Check each line below for the word "symptoms" and give the number of lines that have it, nothing more.

* DATASET ENTRIES:
-- BEGIN --
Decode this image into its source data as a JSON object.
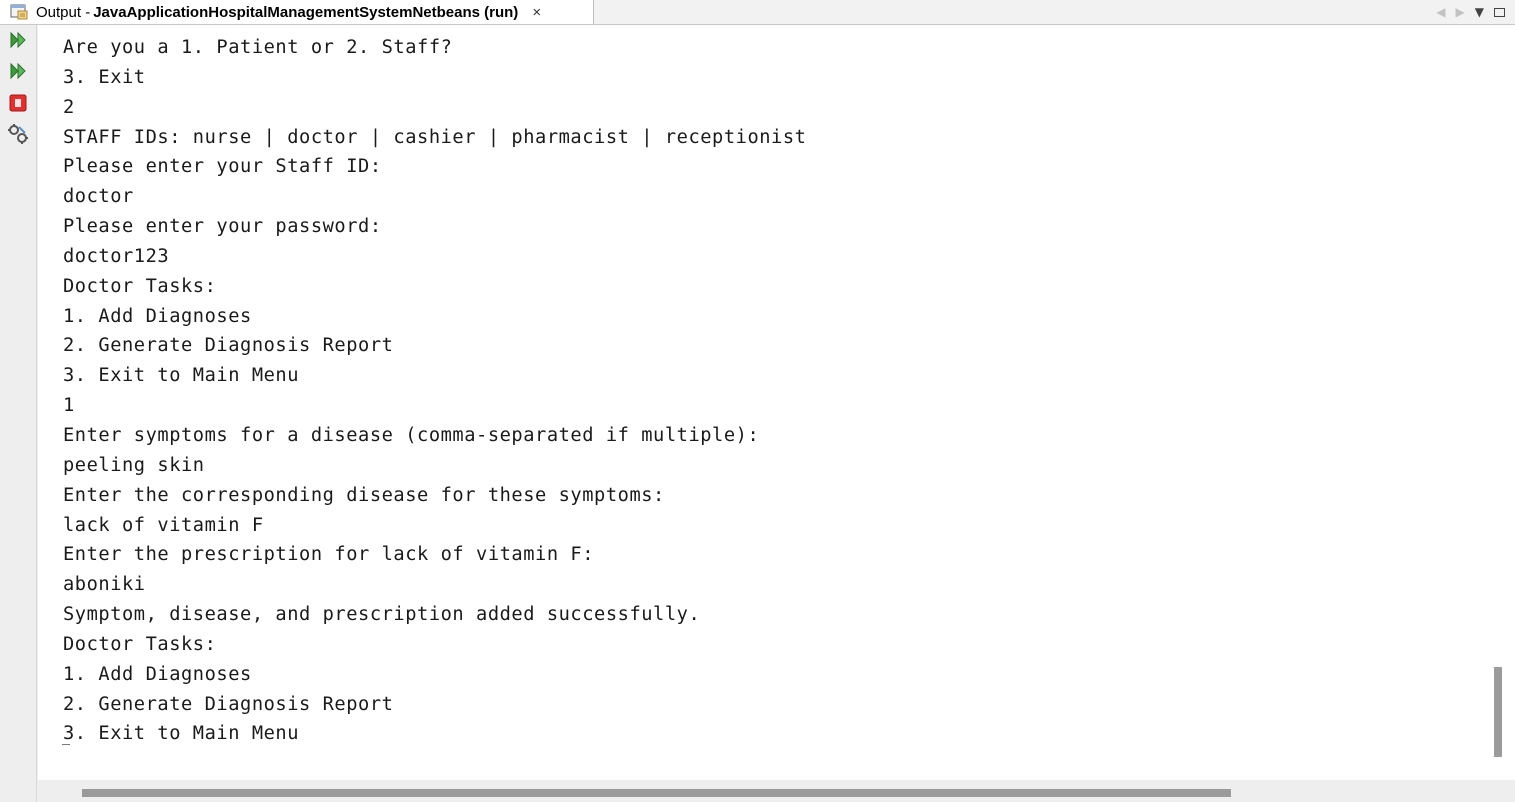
{
  "tab": {
    "prefix": "Output -",
    "title": "JavaApplicationHospitalManagementSystemNetbeans (run)",
    "close_glyph": "×",
    "icon": "output-window-icon"
  },
  "tab_nav": {
    "prev_glyph": "◀",
    "next_glyph": "▶",
    "dropdown_glyph": "▼"
  },
  "toolbar": {
    "buttons": [
      {
        "name": "rerun-icon",
        "color": "#3c9a3c"
      },
      {
        "name": "rerun-with-params-icon",
        "color": "#3c9a3c"
      },
      {
        "name": "stop-icon",
        "color": "#e03030"
      },
      {
        "name": "settings-icon",
        "color": "#555555"
      }
    ]
  },
  "console": {
    "lines": [
      "Are you a 1. Patient or 2. Staff?",
      "3. Exit",
      "2",
      "STAFF IDs: nurse | doctor | cashier | pharmacist | receptionist",
      "Please enter your Staff ID:",
      "doctor",
      "Please enter your password:",
      "doctor123",
      "Doctor Tasks:",
      "1. Add Diagnoses",
      "2. Generate Diagnosis Report",
      "3. Exit to Main Menu",
      "1",
      "Enter symptoms for a disease (comma-separated if multiple):",
      "peeling skin",
      "Enter the corresponding disease for these symptoms:",
      "lack of vitamin F",
      "Enter the prescription for lack of vitamin F:",
      "aboniki",
      "Symptom, disease, and prescription added successfully.",
      "Doctor Tasks:",
      "1. Add Diagnoses",
      "2. Generate Diagnosis Report",
      "3. Exit to Main Menu"
    ]
  },
  "colors": {
    "console_text": "#1a1a1a",
    "scroll_thumb": "#9b9b9b",
    "background": "#ffffff"
  }
}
-- END --
* THE REPLY: 2